Copy each line with the word "this" in it.

+++ PROVIDED DATA

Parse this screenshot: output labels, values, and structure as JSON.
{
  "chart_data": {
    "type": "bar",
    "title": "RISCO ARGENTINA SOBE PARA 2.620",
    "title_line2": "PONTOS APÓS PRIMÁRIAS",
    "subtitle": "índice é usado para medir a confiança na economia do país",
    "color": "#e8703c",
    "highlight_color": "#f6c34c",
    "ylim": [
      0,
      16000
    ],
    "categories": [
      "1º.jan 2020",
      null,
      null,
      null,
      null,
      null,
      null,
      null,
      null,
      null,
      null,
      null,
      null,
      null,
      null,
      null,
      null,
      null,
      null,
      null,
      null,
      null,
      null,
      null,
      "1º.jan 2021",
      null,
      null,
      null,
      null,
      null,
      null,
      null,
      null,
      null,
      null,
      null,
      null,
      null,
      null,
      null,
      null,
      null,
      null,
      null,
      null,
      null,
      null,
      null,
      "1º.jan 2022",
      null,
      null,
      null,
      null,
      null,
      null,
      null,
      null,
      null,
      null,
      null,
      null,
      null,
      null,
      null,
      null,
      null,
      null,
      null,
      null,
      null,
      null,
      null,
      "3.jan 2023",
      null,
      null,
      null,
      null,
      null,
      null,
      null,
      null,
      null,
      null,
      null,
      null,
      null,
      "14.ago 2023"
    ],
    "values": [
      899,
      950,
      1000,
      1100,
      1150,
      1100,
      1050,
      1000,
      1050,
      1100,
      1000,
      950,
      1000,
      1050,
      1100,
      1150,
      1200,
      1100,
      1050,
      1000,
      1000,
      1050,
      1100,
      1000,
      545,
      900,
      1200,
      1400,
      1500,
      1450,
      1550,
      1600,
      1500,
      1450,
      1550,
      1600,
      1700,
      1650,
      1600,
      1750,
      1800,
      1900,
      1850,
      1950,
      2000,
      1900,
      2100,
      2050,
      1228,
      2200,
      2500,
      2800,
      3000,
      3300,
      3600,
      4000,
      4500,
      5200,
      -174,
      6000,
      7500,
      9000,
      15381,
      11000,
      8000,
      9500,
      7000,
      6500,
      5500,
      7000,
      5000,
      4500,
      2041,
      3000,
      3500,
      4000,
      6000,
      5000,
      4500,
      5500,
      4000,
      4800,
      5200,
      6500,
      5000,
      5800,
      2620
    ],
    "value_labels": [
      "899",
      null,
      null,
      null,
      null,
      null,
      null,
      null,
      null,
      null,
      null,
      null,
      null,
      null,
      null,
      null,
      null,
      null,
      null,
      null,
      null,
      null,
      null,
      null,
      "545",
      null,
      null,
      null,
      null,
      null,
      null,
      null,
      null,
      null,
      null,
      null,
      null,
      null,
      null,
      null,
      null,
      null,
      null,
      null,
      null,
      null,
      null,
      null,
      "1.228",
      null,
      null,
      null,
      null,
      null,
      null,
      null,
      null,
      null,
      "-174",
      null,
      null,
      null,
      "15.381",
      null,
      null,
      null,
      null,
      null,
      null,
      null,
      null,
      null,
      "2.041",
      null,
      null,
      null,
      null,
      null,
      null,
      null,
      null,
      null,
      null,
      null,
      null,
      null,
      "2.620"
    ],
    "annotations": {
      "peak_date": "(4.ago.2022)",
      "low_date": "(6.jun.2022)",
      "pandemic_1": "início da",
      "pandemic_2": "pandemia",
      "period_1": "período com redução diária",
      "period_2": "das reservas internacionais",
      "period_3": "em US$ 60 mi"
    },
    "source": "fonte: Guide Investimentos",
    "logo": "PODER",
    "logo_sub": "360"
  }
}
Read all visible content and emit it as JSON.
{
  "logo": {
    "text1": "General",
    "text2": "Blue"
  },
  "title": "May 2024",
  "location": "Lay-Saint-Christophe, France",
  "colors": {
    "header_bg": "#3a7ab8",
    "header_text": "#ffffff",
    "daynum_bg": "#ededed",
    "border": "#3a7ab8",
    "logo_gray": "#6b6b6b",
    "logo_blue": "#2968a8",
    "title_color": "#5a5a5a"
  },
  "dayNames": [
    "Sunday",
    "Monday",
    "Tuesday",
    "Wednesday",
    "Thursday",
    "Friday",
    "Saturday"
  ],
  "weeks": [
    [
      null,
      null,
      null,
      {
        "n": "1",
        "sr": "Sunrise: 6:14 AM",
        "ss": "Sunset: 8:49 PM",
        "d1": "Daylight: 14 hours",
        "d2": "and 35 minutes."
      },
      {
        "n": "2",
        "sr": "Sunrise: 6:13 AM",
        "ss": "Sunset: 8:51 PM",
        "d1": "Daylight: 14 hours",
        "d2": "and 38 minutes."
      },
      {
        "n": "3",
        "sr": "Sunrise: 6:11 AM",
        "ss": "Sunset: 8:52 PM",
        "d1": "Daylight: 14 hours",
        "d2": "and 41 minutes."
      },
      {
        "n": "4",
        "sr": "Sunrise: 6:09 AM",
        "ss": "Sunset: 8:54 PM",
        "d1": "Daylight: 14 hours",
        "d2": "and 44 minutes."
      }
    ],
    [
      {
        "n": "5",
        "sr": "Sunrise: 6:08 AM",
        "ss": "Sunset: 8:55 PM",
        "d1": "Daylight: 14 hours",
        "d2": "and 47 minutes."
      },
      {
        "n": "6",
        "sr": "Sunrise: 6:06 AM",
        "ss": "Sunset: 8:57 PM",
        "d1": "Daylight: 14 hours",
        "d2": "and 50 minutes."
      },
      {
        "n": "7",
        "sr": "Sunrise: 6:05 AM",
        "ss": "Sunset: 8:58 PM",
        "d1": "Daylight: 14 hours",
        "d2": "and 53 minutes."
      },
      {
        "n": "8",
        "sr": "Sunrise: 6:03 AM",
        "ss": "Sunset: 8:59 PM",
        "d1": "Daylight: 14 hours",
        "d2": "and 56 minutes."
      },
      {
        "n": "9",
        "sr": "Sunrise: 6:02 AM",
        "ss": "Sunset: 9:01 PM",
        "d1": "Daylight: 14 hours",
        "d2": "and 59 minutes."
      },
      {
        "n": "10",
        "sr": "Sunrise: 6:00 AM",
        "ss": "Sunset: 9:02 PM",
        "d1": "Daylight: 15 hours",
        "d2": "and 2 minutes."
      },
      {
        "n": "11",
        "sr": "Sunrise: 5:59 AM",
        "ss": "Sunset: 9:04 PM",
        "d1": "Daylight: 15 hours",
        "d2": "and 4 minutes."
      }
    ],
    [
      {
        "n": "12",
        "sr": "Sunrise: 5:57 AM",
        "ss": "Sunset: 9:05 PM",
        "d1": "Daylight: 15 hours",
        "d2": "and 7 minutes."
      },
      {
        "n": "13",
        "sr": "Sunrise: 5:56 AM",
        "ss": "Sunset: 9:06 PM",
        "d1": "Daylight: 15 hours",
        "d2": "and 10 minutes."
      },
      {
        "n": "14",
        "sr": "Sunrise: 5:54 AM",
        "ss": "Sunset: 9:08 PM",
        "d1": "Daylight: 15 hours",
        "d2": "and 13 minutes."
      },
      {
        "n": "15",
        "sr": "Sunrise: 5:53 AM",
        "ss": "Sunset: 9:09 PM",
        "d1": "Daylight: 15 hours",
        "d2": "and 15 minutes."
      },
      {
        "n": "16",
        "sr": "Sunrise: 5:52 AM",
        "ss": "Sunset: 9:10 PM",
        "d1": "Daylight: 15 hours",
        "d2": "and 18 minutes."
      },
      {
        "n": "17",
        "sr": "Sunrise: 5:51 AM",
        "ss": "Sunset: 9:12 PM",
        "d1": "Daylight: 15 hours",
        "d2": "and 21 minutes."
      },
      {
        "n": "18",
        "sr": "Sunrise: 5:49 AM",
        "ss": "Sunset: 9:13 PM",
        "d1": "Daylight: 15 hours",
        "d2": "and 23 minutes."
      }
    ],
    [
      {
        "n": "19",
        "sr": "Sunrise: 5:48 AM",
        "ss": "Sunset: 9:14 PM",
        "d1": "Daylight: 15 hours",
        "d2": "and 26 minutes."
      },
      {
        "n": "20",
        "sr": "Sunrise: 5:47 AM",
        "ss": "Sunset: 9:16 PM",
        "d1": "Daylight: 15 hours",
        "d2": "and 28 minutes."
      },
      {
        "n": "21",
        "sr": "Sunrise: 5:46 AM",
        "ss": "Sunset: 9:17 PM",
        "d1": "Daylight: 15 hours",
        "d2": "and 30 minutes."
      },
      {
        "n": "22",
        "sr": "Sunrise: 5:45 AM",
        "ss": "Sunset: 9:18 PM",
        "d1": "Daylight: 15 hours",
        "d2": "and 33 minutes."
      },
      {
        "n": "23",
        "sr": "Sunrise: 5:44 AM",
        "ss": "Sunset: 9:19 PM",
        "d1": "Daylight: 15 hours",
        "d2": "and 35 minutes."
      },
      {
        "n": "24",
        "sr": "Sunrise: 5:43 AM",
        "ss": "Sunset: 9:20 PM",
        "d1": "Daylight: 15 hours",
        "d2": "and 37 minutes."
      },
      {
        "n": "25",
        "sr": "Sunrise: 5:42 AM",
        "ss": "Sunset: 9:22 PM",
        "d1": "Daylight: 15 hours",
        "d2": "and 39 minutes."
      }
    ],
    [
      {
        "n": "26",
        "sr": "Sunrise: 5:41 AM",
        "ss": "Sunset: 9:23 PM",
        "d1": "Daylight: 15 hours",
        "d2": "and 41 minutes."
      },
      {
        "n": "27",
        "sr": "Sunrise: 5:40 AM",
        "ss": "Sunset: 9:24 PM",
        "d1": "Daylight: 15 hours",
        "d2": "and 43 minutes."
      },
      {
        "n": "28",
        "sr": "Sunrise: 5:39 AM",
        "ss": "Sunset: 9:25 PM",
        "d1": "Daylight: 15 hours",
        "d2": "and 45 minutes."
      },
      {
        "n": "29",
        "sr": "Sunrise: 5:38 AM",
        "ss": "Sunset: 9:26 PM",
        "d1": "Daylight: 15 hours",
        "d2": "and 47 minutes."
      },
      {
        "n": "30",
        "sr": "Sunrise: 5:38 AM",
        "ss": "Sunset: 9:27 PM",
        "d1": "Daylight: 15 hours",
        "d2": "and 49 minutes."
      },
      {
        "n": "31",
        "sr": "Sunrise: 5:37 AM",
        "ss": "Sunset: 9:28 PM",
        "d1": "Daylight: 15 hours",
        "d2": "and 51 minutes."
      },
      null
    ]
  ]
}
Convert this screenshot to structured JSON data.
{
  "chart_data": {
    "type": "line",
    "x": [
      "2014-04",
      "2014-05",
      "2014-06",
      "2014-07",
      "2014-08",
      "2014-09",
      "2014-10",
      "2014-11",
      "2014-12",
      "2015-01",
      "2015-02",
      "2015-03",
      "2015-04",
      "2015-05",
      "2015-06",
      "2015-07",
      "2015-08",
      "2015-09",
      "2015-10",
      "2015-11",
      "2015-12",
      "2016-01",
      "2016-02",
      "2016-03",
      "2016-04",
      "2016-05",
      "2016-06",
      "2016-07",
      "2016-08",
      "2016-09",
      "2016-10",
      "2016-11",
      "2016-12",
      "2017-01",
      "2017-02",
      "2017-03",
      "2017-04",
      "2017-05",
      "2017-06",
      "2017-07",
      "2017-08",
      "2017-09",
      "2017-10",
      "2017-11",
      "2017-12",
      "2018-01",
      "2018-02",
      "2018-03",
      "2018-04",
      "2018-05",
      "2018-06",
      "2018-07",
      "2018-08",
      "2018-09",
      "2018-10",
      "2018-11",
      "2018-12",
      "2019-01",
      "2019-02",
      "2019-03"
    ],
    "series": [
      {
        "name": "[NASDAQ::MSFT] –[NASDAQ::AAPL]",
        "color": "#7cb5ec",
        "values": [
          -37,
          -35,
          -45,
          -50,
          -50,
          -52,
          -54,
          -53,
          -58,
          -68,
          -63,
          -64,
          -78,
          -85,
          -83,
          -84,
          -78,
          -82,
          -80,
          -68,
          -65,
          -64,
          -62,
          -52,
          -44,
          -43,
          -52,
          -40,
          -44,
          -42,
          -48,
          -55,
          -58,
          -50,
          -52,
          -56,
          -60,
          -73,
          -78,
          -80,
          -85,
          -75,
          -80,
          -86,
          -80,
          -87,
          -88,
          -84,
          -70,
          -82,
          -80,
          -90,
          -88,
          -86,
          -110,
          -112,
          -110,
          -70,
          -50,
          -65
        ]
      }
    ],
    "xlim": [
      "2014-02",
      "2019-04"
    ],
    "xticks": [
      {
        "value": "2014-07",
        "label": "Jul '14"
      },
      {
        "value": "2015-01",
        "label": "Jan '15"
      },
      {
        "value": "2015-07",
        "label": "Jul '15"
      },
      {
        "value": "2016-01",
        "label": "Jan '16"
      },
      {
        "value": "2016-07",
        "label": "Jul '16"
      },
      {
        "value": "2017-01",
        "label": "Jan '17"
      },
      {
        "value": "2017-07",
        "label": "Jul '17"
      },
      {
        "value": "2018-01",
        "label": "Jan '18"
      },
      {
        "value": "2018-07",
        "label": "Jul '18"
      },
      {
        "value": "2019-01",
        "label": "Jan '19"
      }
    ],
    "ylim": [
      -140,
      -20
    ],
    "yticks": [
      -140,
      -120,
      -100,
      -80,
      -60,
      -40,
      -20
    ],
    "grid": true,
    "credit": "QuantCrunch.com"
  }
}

++++++

EXERCISE ANSWER:
Parse this screenshot: output labels, values, and structure as JSON.
Convert this screenshot to structured JSON data.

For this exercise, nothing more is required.